■ **WHAT NEEDS TO BE DONE**
Find every line in the records below that contains the word "JSON", and copy each such line.

=-=-=

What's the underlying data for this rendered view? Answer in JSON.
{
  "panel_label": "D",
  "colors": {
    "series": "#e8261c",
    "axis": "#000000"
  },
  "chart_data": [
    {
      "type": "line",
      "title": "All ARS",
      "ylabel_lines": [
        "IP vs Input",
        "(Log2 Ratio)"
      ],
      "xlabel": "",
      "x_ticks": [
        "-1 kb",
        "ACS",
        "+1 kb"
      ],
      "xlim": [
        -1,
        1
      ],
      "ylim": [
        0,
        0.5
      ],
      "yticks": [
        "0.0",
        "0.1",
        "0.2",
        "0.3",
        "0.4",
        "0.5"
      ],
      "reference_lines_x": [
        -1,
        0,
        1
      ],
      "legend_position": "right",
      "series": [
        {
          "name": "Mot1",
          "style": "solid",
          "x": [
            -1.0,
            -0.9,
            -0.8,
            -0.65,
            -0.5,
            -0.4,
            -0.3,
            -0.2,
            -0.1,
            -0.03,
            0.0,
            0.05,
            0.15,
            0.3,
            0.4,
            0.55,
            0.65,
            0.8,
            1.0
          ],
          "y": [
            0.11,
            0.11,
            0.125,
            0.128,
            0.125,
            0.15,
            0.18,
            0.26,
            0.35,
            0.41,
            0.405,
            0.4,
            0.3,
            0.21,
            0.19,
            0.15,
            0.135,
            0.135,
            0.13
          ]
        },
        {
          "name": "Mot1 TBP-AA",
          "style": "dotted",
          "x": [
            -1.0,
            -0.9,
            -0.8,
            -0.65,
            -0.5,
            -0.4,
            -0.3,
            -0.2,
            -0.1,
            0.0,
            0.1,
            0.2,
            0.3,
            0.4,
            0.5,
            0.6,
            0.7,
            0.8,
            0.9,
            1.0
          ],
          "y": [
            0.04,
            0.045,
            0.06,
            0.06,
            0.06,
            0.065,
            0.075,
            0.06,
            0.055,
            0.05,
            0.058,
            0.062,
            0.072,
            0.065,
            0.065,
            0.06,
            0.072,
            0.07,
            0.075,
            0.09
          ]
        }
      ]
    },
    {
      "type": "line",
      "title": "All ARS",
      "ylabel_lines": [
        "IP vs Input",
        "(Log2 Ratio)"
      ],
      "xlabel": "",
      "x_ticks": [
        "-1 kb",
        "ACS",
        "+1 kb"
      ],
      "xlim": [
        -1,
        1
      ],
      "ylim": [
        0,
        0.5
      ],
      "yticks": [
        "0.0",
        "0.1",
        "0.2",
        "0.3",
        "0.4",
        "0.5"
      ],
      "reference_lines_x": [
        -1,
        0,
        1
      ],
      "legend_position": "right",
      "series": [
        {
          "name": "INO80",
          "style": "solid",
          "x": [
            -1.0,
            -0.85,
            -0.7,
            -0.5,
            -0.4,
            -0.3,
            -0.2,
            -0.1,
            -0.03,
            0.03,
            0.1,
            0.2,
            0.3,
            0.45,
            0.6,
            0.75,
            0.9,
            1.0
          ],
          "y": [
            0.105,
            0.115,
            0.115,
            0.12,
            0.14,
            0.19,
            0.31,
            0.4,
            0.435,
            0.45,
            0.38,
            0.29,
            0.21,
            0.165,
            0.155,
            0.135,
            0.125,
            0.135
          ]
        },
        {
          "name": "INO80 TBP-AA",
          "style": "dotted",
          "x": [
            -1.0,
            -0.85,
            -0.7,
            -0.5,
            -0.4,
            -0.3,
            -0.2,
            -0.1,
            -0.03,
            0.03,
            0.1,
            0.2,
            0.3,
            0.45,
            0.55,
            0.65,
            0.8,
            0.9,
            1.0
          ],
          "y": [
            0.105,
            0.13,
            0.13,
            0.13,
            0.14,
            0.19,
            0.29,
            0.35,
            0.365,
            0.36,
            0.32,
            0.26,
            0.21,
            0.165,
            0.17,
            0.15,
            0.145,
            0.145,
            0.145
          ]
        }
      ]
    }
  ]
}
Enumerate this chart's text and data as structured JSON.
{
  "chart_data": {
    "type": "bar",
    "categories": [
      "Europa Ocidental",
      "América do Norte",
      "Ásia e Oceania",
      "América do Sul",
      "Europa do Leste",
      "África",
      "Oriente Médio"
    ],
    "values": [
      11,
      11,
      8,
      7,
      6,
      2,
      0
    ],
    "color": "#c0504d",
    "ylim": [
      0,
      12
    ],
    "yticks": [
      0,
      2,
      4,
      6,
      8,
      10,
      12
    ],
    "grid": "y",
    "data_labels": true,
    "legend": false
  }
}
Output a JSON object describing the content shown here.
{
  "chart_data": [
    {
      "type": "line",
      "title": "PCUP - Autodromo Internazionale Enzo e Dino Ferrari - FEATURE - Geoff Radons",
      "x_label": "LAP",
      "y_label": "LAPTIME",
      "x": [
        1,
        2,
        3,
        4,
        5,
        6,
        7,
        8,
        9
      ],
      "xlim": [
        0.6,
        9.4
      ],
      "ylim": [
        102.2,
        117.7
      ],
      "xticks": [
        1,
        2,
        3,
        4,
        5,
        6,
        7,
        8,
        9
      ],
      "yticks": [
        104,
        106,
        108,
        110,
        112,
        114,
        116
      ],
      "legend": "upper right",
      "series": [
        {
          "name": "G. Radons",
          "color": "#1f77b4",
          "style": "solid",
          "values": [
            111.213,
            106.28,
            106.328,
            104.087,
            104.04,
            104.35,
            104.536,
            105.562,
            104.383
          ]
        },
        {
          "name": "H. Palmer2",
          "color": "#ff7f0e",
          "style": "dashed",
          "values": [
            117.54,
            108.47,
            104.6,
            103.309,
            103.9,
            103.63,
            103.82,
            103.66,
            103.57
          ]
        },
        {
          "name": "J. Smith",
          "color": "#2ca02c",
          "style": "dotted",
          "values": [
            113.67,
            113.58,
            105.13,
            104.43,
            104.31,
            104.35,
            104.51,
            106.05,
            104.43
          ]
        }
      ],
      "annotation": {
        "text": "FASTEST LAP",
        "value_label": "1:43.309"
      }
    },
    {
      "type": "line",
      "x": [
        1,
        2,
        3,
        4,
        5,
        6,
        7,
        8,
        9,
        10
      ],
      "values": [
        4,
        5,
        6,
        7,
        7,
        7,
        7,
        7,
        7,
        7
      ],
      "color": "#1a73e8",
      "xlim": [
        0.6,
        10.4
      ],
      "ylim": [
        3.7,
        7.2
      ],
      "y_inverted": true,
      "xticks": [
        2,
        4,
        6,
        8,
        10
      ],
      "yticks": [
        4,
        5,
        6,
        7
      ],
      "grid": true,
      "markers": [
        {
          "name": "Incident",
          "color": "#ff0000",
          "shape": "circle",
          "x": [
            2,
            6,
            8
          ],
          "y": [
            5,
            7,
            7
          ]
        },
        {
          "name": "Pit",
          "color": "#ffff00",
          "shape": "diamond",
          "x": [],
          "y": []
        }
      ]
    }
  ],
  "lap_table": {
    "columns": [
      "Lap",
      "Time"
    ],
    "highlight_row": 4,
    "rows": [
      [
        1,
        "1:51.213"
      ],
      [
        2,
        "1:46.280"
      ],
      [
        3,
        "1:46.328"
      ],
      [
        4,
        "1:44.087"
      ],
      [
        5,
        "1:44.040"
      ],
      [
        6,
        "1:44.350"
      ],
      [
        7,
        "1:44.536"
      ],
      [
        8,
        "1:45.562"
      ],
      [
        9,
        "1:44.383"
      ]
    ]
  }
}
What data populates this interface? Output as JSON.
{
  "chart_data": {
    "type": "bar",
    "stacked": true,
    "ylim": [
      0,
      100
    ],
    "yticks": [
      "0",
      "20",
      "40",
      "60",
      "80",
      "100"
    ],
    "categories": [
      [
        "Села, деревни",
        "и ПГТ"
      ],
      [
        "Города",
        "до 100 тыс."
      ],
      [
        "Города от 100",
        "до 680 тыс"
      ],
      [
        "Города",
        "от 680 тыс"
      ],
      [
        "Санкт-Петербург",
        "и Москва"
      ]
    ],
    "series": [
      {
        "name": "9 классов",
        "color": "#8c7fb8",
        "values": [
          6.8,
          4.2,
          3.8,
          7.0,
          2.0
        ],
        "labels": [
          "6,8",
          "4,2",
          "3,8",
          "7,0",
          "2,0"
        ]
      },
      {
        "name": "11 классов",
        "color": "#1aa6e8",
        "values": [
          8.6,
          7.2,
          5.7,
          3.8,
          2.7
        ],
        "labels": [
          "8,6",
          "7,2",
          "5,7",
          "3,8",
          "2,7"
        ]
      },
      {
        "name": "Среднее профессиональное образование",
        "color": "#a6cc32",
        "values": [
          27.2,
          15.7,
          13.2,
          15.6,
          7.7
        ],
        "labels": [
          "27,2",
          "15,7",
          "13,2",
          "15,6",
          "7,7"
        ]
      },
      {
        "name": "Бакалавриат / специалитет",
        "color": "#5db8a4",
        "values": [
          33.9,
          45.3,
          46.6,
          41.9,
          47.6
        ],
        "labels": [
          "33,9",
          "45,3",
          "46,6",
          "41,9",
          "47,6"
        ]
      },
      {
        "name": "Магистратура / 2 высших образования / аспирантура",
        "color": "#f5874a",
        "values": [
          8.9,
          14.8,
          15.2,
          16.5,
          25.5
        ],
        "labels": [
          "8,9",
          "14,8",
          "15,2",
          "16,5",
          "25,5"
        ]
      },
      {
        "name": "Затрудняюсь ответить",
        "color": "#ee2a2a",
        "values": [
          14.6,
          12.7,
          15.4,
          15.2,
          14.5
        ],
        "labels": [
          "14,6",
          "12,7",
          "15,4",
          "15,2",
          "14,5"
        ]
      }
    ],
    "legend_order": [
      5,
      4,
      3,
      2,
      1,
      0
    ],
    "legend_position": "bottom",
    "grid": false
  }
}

=-=-=

■ **TASK ANSWER**
What's the underlying data for this rendered view? Answer in JSON.
Enumerate this chart's text and data as structured JSON.
Output a JSON object describing the content shown here.
What data populates this interface? Output as JSON.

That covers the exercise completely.